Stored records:
------------------------------------------------------------
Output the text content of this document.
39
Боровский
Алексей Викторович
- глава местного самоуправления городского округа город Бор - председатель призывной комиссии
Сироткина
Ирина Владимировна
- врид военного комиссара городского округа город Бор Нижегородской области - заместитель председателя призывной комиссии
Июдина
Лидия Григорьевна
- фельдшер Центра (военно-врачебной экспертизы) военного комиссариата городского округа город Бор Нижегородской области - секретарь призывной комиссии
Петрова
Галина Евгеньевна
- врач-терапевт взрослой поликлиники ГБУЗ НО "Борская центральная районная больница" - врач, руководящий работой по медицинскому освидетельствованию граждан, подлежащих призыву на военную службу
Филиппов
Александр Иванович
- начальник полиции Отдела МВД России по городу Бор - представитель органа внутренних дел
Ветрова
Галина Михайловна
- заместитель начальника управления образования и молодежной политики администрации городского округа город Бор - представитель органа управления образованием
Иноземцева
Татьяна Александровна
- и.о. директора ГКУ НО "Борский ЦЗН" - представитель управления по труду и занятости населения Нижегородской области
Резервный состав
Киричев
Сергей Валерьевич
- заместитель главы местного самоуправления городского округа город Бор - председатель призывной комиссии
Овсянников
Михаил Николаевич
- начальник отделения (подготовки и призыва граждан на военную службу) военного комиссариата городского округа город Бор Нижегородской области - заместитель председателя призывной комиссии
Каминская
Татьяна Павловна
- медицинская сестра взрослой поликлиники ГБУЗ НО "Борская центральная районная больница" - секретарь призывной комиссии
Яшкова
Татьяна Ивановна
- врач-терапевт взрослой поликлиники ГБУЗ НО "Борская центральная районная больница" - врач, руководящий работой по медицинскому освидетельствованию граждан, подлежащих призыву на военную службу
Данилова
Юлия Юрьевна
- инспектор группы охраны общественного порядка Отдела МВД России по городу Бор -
------------------------------------------------------------
Challenge: Return all of the data exactly as it reads.

Solution:
Output the text content of this document.
39
Боровский
Алексей Викторович
- глава местного самоуправления городского округа город Бор - председатель призывной комиссии
Сироткина
Ирина Владимировна
- врид военного комиссара городского округа город Бор Нижегородской области - заместитель председателя призывной комиссии
Июдина
Лидия Григорьевна
- фельдшер Центра (военно-врачебной экспертизы) военного комиссариата городского округа город Бор Нижегородской области - секретарь призывной комиссии
Петрова
Галина Евгеньевна
- врач-терапевт взрослой поликлиники ГБУЗ НО "Борская центральная районная больница" - врач, руководящий работой по медицинскому освидетельствованию граждан, подлежащих призыву на военную службу
Филиппов
Александр Иванович
- начальник полиции Отдела МВД России по городу Бор - представитель органа внутренних дел
Ветрова
Галина Михайловна
- заместитель начальника управления образования и молодежной политики администрации городского округа город Бор - представитель органа управления образованием
Иноземцева
Татьяна Александровна
- и.о. директора ГКУ НО "Борский ЦЗН" - представитель управления по труду и занятости населения Нижегородской области
Резервный состав
Киричев
Сергей Валерьевич
- заместитель главы местного самоуправления городского округа город Бор - председатель призывной комиссии
Овсянников
Михаил Николаевич
- начальник отделения (подготовки и призыва граждан на военную службу) военного комиссариата городского округа город Бор Нижегородской области - заместитель председателя призывной комиссии
Каминская
Татьяна Павловна
- медицинская сестра взрослой поликлиники ГБУЗ НО "Борская центральная районная больница" - секретарь призывной комиссии
Яшкова
Татьяна Ивановна
- врач-терапевт взрослой поликлиники ГБУЗ НО "Борская центральная районная больница" - врач, руководящий работой по медицинскому освидетельствованию граждан, подлежащих призыву на военную службу
Данилова
Юлия Юрьевна
- инспектор группы охраны общественного порядка Отдела МВД России по городу Бор -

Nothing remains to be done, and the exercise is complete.